**Exercise requirements**. Search the records below for the word "SISTEMAS". Pull out each line that has it.

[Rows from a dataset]
■ ■ ■ ■

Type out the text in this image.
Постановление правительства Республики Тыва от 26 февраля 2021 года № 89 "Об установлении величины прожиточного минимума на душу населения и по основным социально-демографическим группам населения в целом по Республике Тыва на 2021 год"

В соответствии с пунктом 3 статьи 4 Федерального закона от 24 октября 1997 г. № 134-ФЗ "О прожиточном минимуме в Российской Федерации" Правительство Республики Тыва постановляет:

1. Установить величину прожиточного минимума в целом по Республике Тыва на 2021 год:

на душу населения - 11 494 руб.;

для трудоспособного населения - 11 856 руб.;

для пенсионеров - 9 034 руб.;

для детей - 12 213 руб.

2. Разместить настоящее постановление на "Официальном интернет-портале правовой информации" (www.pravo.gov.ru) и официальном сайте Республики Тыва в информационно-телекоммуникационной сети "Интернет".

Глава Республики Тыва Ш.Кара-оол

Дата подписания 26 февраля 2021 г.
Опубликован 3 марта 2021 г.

■ ■ ■ ■

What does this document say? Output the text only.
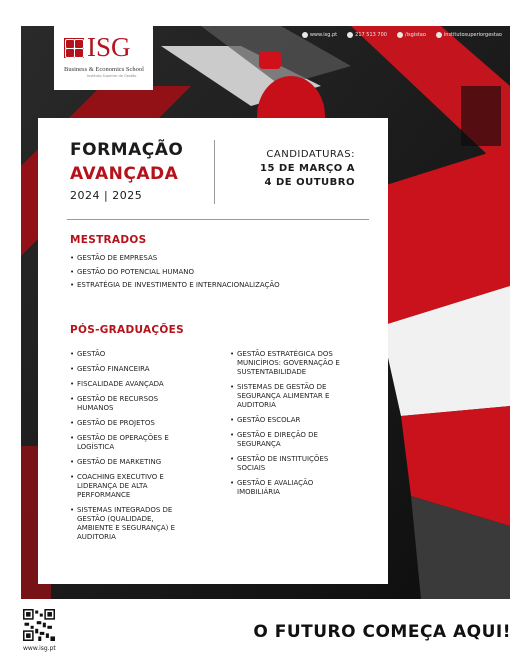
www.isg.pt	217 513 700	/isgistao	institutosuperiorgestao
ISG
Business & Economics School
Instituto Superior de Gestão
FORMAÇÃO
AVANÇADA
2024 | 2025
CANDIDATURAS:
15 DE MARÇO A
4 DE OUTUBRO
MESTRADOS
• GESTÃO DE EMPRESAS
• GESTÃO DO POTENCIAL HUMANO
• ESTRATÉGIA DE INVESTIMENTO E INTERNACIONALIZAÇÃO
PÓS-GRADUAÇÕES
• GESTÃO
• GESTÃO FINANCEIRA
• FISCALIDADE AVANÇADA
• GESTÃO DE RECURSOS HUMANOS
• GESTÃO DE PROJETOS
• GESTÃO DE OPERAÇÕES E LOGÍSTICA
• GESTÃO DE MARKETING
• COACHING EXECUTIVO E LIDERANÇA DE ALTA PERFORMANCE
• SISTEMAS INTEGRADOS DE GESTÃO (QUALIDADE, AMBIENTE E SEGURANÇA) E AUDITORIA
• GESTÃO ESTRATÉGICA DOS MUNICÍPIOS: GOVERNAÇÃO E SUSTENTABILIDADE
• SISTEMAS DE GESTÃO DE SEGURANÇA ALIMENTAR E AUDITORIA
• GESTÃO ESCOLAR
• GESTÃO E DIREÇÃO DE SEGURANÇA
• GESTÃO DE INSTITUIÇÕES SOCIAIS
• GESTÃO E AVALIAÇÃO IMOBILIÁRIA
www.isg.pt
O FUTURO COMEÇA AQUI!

■ ■ ■ ■

**Solution below**.
• SISTEMAS INTEGRADOS DE GESTÃO (QUALIDADE, AMBIENTE E SEGURANÇA) E AUDITORIA
• SISTEMAS DE GESTÃO DE SEGURANÇA ALIMENTAR E AUDITORIA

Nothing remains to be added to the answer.